### Exercise objective:
Extract the stretch from the start of the records through the line that contains "y-right-tick-label-5: 0.5 [1452,397,1474,413]", copying each line without any change.

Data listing
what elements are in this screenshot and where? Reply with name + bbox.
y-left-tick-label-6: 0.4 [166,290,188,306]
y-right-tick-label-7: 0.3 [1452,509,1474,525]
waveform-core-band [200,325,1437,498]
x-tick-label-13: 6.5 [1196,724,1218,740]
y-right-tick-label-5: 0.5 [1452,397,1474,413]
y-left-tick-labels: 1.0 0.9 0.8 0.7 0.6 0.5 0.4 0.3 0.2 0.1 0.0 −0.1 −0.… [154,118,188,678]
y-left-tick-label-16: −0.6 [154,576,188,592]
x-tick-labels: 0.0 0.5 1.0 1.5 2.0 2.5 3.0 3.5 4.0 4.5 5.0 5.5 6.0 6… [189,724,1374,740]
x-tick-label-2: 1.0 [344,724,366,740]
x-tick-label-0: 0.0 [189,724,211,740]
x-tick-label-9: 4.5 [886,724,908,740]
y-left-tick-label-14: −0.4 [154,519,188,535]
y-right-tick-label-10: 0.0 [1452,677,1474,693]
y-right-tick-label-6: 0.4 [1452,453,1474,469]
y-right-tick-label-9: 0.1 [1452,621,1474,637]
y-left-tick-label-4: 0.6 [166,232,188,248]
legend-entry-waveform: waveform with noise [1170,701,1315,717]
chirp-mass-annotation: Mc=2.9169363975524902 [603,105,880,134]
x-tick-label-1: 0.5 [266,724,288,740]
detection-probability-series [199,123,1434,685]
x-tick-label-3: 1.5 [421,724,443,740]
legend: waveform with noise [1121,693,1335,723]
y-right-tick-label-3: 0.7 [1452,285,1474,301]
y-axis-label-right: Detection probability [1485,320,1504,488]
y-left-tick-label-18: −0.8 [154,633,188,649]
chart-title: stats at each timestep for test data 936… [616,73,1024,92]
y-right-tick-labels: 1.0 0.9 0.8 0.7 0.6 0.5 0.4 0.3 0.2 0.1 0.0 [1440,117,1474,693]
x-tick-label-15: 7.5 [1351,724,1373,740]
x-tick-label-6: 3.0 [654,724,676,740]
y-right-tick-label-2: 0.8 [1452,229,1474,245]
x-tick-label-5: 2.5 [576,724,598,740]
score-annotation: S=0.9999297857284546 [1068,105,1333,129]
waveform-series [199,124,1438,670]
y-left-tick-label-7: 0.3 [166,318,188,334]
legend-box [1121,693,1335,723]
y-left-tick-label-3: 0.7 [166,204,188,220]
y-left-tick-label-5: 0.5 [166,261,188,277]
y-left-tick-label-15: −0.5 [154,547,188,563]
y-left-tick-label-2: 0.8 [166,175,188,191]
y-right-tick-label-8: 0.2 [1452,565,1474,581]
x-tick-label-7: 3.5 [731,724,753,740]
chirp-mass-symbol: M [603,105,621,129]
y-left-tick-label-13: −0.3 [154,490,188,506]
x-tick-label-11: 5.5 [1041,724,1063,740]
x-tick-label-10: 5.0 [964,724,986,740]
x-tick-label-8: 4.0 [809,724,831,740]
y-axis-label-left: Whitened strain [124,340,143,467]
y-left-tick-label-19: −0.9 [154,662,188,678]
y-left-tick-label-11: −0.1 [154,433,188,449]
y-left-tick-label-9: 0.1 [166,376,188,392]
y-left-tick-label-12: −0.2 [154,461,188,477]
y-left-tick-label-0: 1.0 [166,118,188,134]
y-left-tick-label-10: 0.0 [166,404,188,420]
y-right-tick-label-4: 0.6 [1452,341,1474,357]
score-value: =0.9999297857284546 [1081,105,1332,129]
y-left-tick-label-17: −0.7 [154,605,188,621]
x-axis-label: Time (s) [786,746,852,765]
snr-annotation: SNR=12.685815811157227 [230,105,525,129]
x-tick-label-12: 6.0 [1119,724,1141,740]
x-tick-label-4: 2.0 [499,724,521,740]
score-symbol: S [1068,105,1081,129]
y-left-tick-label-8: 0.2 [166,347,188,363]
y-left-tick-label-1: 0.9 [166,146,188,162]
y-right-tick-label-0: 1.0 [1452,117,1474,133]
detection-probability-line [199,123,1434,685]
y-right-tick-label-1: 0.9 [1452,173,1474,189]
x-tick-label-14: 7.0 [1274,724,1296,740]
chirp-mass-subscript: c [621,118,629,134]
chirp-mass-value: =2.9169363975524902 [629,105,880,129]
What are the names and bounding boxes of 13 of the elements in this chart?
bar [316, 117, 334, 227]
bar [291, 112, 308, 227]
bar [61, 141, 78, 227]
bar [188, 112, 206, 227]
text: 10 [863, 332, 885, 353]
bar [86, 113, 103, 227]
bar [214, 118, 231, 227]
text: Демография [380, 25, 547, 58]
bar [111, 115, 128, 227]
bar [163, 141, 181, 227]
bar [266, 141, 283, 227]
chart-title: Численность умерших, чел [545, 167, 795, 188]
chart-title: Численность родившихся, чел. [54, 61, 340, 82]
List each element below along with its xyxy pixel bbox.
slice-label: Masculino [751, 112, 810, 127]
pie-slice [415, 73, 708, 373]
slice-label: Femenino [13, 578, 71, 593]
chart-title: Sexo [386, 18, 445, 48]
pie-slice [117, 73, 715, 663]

### Solution to the problem:
what elements are in this screenshot and where? Reply with name + bbox.
y-left-tick-label-6: 0.4 [166,290,188,306]
y-right-tick-label-7: 0.3 [1452,509,1474,525]
waveform-core-band [200,325,1437,498]
x-tick-label-13: 6.5 [1196,724,1218,740]
y-right-tick-label-5: 0.5 [1452,397,1474,413]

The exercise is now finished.